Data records
▬▬▬▬▬▬▬▬▬▬
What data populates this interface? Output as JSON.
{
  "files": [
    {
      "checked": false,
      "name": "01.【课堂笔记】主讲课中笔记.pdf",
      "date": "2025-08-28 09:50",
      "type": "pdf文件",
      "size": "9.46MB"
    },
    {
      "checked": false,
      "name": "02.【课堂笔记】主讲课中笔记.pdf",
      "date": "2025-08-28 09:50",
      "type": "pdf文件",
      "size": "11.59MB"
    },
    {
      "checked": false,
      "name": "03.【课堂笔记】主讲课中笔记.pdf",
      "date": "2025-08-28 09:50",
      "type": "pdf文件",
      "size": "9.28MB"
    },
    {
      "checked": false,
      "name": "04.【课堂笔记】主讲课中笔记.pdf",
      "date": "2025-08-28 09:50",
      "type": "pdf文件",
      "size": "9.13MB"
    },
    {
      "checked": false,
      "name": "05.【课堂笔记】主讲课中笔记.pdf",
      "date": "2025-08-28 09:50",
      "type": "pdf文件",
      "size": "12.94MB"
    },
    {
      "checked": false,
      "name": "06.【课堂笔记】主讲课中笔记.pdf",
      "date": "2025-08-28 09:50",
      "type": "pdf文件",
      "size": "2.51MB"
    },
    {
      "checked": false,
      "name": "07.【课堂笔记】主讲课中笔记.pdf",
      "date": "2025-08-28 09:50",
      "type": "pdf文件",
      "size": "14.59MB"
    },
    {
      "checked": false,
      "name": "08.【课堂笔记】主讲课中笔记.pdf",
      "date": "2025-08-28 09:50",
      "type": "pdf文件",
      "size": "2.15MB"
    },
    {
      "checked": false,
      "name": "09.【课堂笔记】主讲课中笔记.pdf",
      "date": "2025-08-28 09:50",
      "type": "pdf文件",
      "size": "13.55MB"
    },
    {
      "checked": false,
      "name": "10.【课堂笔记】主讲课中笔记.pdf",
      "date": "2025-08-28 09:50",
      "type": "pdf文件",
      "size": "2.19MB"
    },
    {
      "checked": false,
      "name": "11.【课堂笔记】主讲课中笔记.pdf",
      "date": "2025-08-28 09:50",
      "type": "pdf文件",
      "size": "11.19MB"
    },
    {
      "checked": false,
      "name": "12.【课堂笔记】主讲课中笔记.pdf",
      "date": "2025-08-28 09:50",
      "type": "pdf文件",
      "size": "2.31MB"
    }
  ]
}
▬▬▬▬▬▬▬▬▬▬
Using the records above, pull out each line where the word "size" occurs.

      "size": "9.46MB"
      "size": "11.59MB"
      "size": "9.28MB"
      "size": "9.13MB"
      "size": "12.94MB"
      "size": "2.51MB"
      "size": "14.59MB"
      "size": "2.15MB"
      "size": "13.55MB"
      "size": "2.19MB"
      "size": "11.19MB"
      "size": "2.31MB"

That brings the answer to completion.